··· MATERIAL FOR THIS TASK ···
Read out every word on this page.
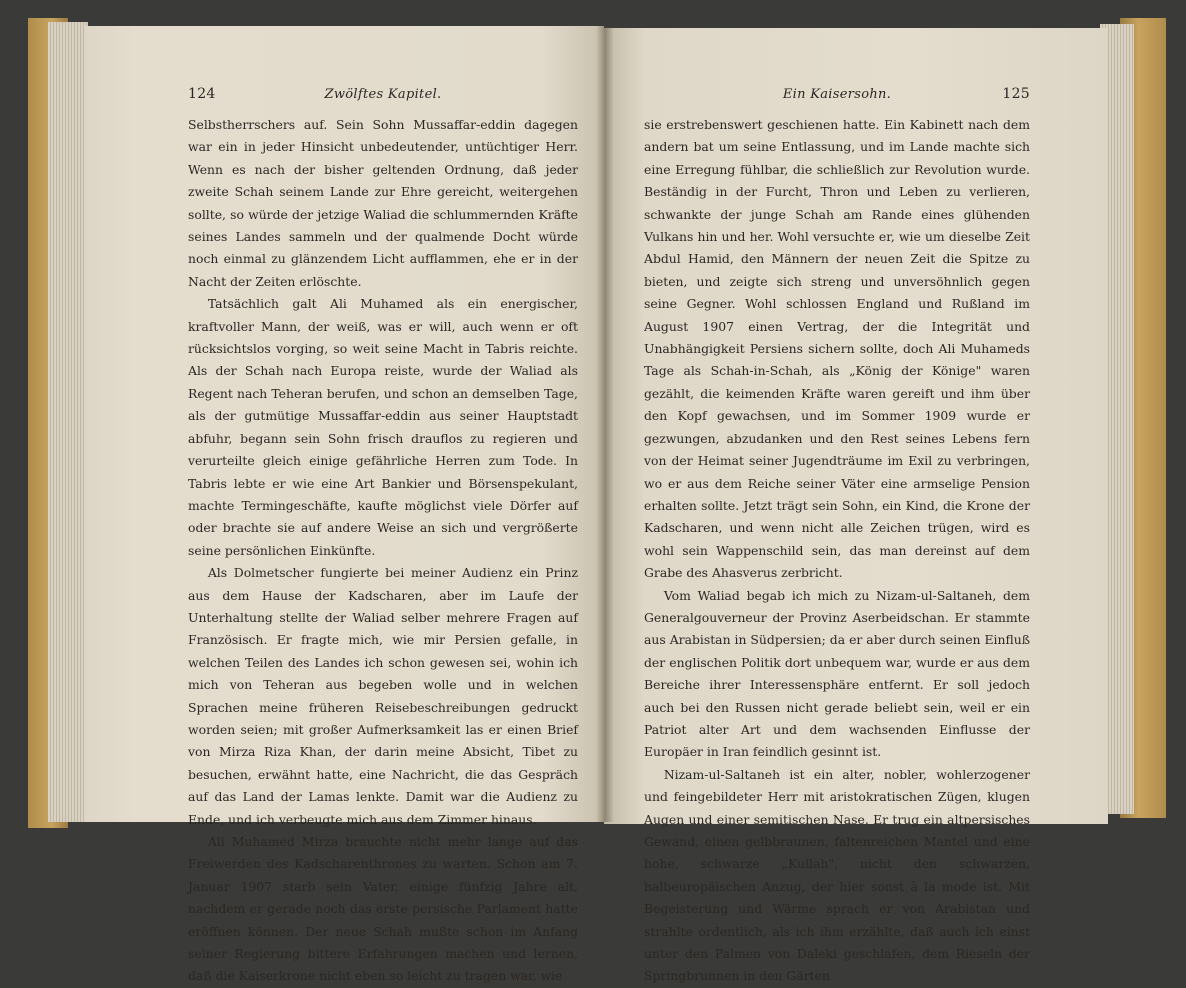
124	Zwölftes Kapitel.

Selbstherrschers auf. Sein Sohn Mussaffar-eddin dagegen war ein in jeder Hinsicht unbedeutender, untüchtiger Herr. Wenn es nach der bisher geltenden Ordnung, daß jeder zweite Schah seinem Lande zur Ehre gereicht, weitergehen sollte, so würde der jetzige Waliad die schlummernden Kräfte seines Landes sammeln und der qualmende Docht würde noch einmal zu glänzendem Licht aufflammen, ehe er in der Nacht der Zeiten erlöschte.

Tatsächlich galt Ali Muhamed als ein energischer, kraftvoller Mann, der weiß, was er will, auch wenn er oft rücksichtslos vorging, so weit seine Macht in Tabris reichte. Als der Schah nach Europa reiste, wurde der Waliad als Regent nach Teheran berufen, und schon an demselben Tage, als der gutmütige Mussaffar-eddin aus seiner Hauptstadt abfuhr, begann sein Sohn frisch drauflos zu regieren und verurteilte gleich einige gefährliche Herren zum Tode. In Tabris lebte er wie eine Art Bankier und Börsenspekulant, machte Termingeschäfte, kaufte möglichst viele Dörfer auf oder brachte sie auf andere Weise an sich und vergrößerte seine persönlichen Einkünfte.

Als Dolmetscher fungierte bei meiner Audienz ein Prinz aus dem Hause der Kadscharen, aber im Laufe der Unterhaltung stellte der Waliad selber mehrere Fragen auf Französisch. Er fragte mich, wie mir Persien gefalle, in welchen Teilen des Landes ich schon gewesen sei, wohin ich mich von Teheran aus begeben wolle und in welchen Sprachen meine früheren Reisebeschreibungen gedruckt worden seien; mit großer Aufmerksamkeit las er einen Brief von Mirza Riza Khan, der darin meine Absicht, Tibet zu besuchen, erwähnt hatte, eine Nachricht, die das Gespräch auf das Land der Lamas lenkte. Damit war die Audienz zu Ende, und ich verbeugte mich aus dem Zimmer hinaus.

Ali Muhamed Mirza brauchte nicht mehr lange auf das Freiwerden des Kadscharenthrones zu warten. Schon am 7. Januar 1907 starb sein Vater, einige fünfzig Jahre alt, nachdem er gerade noch das erste persische Parlament hatte eröffnen können. Der neue Schah mußte schon im Anfang seiner Regierung bittere Erfahrungen machen und lernen, daß die Kaiserkrone nicht eben so leicht zu tragen war, wie

Ein Kaisersohn.	125

sie erstrebenswert geschienen hatte. Ein Kabinett nach dem andern bat um seine Entlassung, und im Lande machte sich eine Erregung fühlbar, die schließlich zur Revolution wurde. Beständig in der Furcht, Thron und Leben zu verlieren, schwankte der junge Schah am Rande eines glühenden Vulkans hin und her. Wohl versuchte er, wie um dieselbe Zeit Abdul Hamid, den Männern der neuen Zeit die Spitze zu bieten, und zeigte sich streng und unversöhnlich gegen seine Gegner. Wohl schlossen England und Rußland im August 1907 einen Vertrag, der die Integrität und Unabhängigkeit Persiens sichern sollte, doch Ali Muhameds Tage als Schah-in-Schah, als „König der Könige" waren gezählt, die keimenden Kräfte waren gereift und ihm über den Kopf gewachsen, und im Sommer 1909 wurde er gezwungen, abzudanken und den Rest seines Lebens fern von der Heimat seiner Jugendträume im Exil zu verbringen, wo er aus dem Reiche seiner Väter eine armselige Pension erhalten sollte. Jetzt trägt sein Sohn, ein Kind, die Krone der Kadscharen, und wenn nicht alle Zeichen trügen, wird es wohl sein Wappenschild sein, das man dereinst auf dem Grabe des Ahasverus zerbricht.

Vom Waliad begab ich mich zu Nizam-ul-Saltaneh, dem Generalgouverneur der Provinz Aserbeidschan. Er stammte aus Arabistan in Südpersien; da er aber durch seinen Einfluß der englischen Politik dort unbequem war, wurde er aus dem Bereiche ihrer Interessensphäre entfernt. Er soll jedoch auch bei den Russen nicht gerade beliebt sein, weil er ein Patriot alter Art und dem wachsenden Einflusse der Europäer in Iran feindlich gesinnt ist.

Nizam-ul-Saltaneh ist ein alter, nobler, wohlerzogener und feingebildeter Herr mit aristokratischen Zügen, klugen Augen und einer semitischen Nase. Er trug ein altpersisches Gewand, einen gelbbraunen, faltenreichen Mantel und eine hohe, schwarze „Kullah", nicht den schwarzen, halbeuropäischen Anzug, der hier sonst à la mode ist. Mit Begeisterung und Wärme sprach er von Arabistan und strahlte ordentlich, als ich ihm erzählte, daß auch ich einst unter den Palmen von Daleki geschlafen, dem Rieseln der Springbrunnen in den Gärten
···
INSTRUCTIONS FOR THE TASK => Pictures are excluded; copy every other part of the records exactly.

EXPECTED ANSWER =>
Read out every word on this page.
124	Zwölftes Kapitel.

Selbstherrschers auf. Sein Sohn Mussaffar-eddin dagegen war ein in jeder Hinsicht unbedeutender, untüchtiger Herr. Wenn es nach der bisher geltenden Ordnung, daß jeder zweite Schah seinem Lande zur Ehre gereicht, weitergehen sollte, so würde der jetzige Waliad die schlummernden Kräfte seines Landes sammeln und der qualmende Docht würde noch einmal zu glänzendem Licht aufflammen, ehe er in der Nacht der Zeiten erlöschte.

Tatsächlich galt Ali Muhamed als ein energischer, kraftvoller Mann, der weiß, was er will, auch wenn er oft rücksichtslos vorging, so weit seine Macht in Tabris reichte. Als der Schah nach Europa reiste, wurde der Waliad als Regent nach Teheran berufen, und schon an demselben Tage, als der gutmütige Mussaffar-eddin aus seiner Hauptstadt abfuhr, begann sein Sohn frisch drauflos zu regieren und verurteilte gleich einige gefährliche Herren zum Tode. In Tabris lebte er wie eine Art Bankier und Börsenspekulant, machte Termingeschäfte, kaufte möglichst viele Dörfer auf oder brachte sie auf andere Weise an sich und vergrößerte seine persönlichen Einkünfte.

Als Dolmetscher fungierte bei meiner Audienz ein Prinz aus dem Hause der Kadscharen, aber im Laufe der Unterhaltung stellte der Waliad selber mehrere Fragen auf Französisch. Er fragte mich, wie mir Persien gefalle, in welchen Teilen des Landes ich schon gewesen sei, wohin ich mich von Teheran aus begeben wolle und in welchen Sprachen meine früheren Reisebeschreibungen gedruckt worden seien; mit großer Aufmerksamkeit las er einen Brief von Mirza Riza Khan, der darin meine Absicht, Tibet zu besuchen, erwähnt hatte, eine Nachricht, die das Gespräch auf das Land der Lamas lenkte. Damit war die Audienz zu Ende, und ich verbeugte mich aus dem Zimmer hinaus.

Ali Muhamed Mirza brauchte nicht mehr lange auf das Freiwerden des Kadscharenthrones zu warten. Schon am 7. Januar 1907 starb sein Vater, einige fünfzig Jahre alt, nachdem er gerade noch das erste persische Parlament hatte eröffnen können. Der neue Schah mußte schon im Anfang seiner Regierung bittere Erfahrungen machen und lernen, daß die Kaiserkrone nicht eben so leicht zu tragen war, wie

Ein Kaisersohn.	125

sie erstrebenswert geschienen hatte. Ein Kabinett nach dem andern bat um seine Entlassung, und im Lande machte sich eine Erregung fühlbar, die schließlich zur Revolution wurde. Beständig in der Furcht, Thron und Leben zu verlieren, schwankte der junge Schah am Rande eines glühenden Vulkans hin und her. Wohl versuchte er, wie um dieselbe Zeit Abdul Hamid, den Männern der neuen Zeit die Spitze zu bieten, und zeigte sich streng und unversöhnlich gegen seine Gegner. Wohl schlossen England und Rußland im August 1907 einen Vertrag, der die Integrität und Unabhängigkeit Persiens sichern sollte, doch Ali Muhameds Tage als Schah-in-Schah, als „König der Könige" waren gezählt, die keimenden Kräfte waren gereift und ihm über den Kopf gewachsen, und im Sommer 1909 wurde er gezwungen, abzudanken und den Rest seines Lebens fern von der Heimat seiner Jugendträume im Exil zu verbringen, wo er aus dem Reiche seiner Väter eine armselige Pension erhalten sollte. Jetzt trägt sein Sohn, ein Kind, die Krone der Kadscharen, und wenn nicht alle Zeichen trügen, wird es wohl sein Wappenschild sein, das man dereinst auf dem Grabe des Ahasverus zerbricht.

Vom Waliad begab ich mich zu Nizam-ul-Saltaneh, dem Generalgouverneur der Provinz Aserbeidschan. Er stammte aus Arabistan in Südpersien; da er aber durch seinen Einfluß der englischen Politik dort unbequem war, wurde er aus dem Bereiche ihrer Interessensphäre entfernt. Er soll jedoch auch bei den Russen nicht gerade beliebt sein, weil er ein Patriot alter Art und dem wachsenden Einflusse der Europäer in Iran feindlich gesinnt ist.

Nizam-ul-Saltaneh ist ein alter, nobler, wohlerzogener und feingebildeter Herr mit aristokratischen Zügen, klugen Augen und einer semitischen Nase. Er trug ein altpersisches Gewand, einen gelbbraunen, faltenreichen Mantel und eine hohe, schwarze „Kullah", nicht den schwarzen, halbeuropäischen Anzug, der hier sonst à la mode ist. Mit Begeisterung und Wärme sprach er von Arabistan und strahlte ordentlich, als ich ihm erzählte, daß auch ich einst unter den Palmen von Daleki geschlafen, dem Rieseln der Springbrunnen in den Gärten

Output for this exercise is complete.